**What you will do:** Read the records below. Copy each line where the string "transcript" occurs.

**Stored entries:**
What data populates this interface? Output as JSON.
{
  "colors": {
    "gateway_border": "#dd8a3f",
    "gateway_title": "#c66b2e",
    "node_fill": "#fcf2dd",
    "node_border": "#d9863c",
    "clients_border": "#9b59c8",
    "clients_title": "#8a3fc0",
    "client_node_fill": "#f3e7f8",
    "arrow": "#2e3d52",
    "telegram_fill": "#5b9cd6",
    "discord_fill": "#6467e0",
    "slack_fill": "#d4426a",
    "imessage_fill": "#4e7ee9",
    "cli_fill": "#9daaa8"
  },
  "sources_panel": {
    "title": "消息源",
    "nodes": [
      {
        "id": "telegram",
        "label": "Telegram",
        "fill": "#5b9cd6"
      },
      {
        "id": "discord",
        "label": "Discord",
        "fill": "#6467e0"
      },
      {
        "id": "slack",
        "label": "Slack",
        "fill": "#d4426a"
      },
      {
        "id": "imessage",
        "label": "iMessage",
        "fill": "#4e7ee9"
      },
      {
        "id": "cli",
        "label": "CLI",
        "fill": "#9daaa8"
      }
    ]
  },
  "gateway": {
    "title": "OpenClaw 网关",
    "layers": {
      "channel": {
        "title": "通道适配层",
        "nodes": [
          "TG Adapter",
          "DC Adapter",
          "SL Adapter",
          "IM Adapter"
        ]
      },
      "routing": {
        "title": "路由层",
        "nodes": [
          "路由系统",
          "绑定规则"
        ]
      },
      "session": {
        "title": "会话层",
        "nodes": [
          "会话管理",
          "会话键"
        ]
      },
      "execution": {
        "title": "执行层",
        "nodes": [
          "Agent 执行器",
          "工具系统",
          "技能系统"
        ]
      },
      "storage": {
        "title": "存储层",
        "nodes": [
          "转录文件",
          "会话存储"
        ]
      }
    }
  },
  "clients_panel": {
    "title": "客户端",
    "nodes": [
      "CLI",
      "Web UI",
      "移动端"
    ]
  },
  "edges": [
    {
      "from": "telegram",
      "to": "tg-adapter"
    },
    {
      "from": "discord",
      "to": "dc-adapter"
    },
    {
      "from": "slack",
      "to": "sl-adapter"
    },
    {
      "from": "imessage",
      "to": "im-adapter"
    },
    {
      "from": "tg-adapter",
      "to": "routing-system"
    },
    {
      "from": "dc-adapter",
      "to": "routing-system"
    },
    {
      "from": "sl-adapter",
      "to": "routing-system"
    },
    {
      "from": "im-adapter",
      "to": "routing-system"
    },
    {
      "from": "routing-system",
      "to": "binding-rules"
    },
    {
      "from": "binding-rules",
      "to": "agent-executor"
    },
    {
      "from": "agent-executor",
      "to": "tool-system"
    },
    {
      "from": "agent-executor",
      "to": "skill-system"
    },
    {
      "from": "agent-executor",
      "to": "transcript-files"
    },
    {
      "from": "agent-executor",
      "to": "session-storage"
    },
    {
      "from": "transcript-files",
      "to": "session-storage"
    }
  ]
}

* * *

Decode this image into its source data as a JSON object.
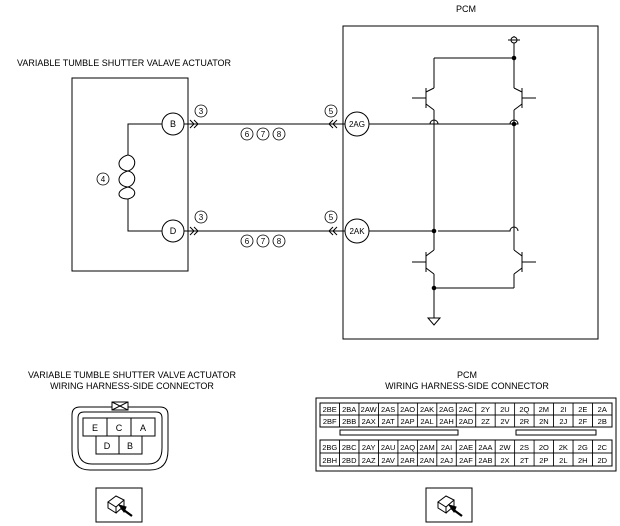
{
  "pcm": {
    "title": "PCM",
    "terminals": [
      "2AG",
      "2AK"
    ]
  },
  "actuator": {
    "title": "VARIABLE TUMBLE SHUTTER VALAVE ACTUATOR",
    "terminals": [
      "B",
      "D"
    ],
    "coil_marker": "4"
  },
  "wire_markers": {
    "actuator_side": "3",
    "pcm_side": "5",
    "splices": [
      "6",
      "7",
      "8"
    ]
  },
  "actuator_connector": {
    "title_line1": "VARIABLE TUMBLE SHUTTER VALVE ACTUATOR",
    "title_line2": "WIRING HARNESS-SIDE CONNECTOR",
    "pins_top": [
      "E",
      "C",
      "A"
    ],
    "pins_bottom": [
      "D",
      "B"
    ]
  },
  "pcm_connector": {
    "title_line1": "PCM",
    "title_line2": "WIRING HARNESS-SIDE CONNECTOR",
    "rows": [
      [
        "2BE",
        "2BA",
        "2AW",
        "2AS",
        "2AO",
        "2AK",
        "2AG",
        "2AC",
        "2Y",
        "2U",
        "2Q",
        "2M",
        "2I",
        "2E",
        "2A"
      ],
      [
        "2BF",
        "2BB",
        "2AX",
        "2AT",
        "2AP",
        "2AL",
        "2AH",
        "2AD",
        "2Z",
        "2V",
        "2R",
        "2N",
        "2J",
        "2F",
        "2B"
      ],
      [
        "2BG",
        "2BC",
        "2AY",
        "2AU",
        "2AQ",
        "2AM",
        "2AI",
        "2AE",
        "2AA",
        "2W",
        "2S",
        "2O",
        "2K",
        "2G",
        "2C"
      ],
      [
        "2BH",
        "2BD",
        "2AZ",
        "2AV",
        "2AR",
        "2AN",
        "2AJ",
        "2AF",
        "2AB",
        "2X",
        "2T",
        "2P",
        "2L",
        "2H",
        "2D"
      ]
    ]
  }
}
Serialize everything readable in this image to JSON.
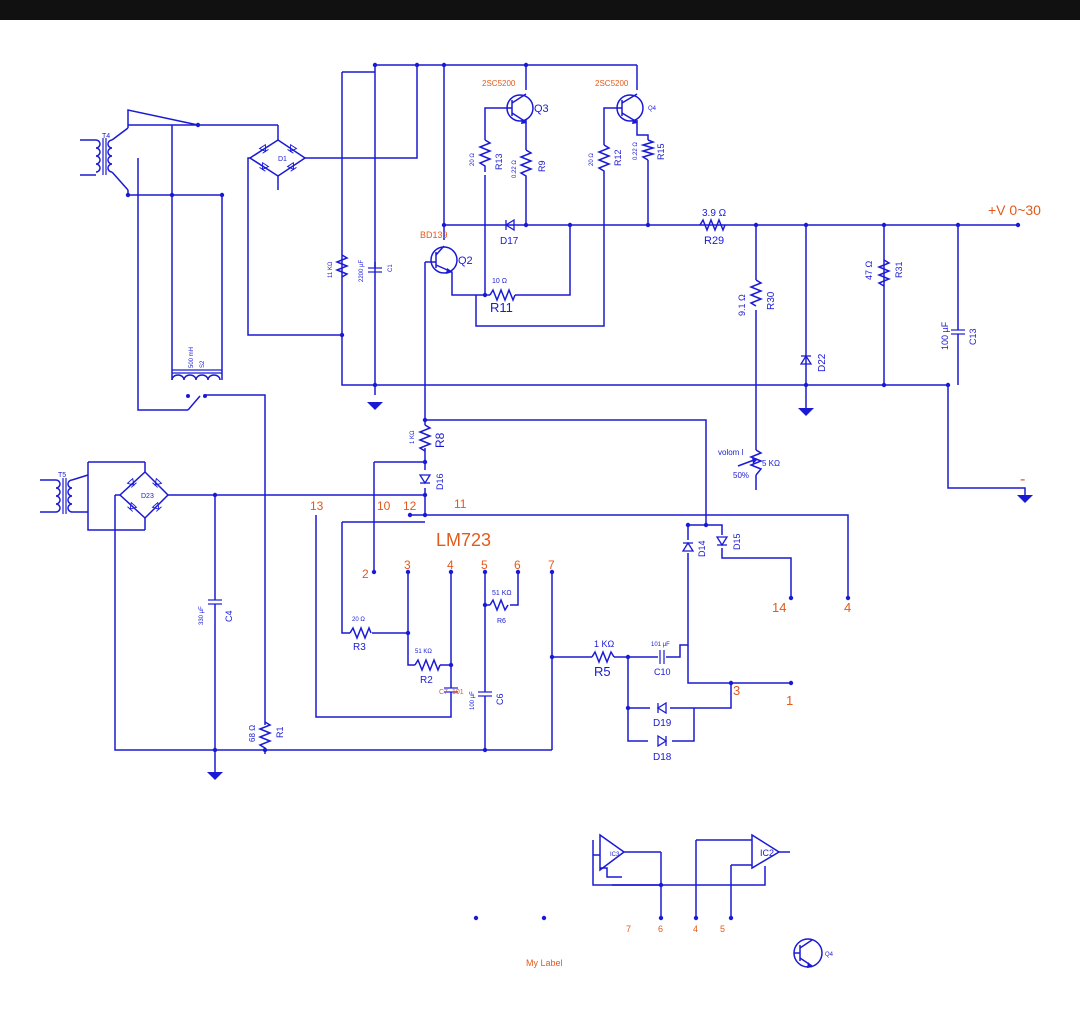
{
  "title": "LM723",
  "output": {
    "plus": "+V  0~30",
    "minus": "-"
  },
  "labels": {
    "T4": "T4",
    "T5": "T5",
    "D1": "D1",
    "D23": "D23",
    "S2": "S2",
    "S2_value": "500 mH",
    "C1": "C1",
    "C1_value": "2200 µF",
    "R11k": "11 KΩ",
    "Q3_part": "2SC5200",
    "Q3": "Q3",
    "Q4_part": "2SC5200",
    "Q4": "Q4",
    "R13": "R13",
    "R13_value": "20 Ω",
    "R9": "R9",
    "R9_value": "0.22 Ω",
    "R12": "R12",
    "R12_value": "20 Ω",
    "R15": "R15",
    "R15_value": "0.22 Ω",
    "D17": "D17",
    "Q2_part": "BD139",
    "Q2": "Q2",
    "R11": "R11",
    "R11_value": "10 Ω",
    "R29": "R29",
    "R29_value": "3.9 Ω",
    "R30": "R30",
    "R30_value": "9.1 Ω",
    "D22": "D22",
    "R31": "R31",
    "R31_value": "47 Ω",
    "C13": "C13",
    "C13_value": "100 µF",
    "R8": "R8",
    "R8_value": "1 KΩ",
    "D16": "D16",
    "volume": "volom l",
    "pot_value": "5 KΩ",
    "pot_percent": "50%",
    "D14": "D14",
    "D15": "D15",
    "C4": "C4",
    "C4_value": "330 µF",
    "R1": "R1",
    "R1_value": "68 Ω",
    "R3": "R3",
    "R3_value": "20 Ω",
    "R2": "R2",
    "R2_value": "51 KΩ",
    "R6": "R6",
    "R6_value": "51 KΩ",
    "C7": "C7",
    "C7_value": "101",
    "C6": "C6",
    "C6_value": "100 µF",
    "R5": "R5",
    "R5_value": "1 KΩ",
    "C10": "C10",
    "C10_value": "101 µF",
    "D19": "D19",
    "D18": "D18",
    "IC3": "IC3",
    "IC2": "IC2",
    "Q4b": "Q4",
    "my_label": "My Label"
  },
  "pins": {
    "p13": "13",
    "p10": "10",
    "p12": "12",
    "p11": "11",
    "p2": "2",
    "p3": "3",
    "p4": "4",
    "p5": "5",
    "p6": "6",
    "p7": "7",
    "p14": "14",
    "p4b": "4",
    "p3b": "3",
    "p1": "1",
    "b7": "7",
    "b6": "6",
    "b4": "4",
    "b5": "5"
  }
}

**Exercise response:**
      "to": "transcript-files"
      "from": "transcript-files",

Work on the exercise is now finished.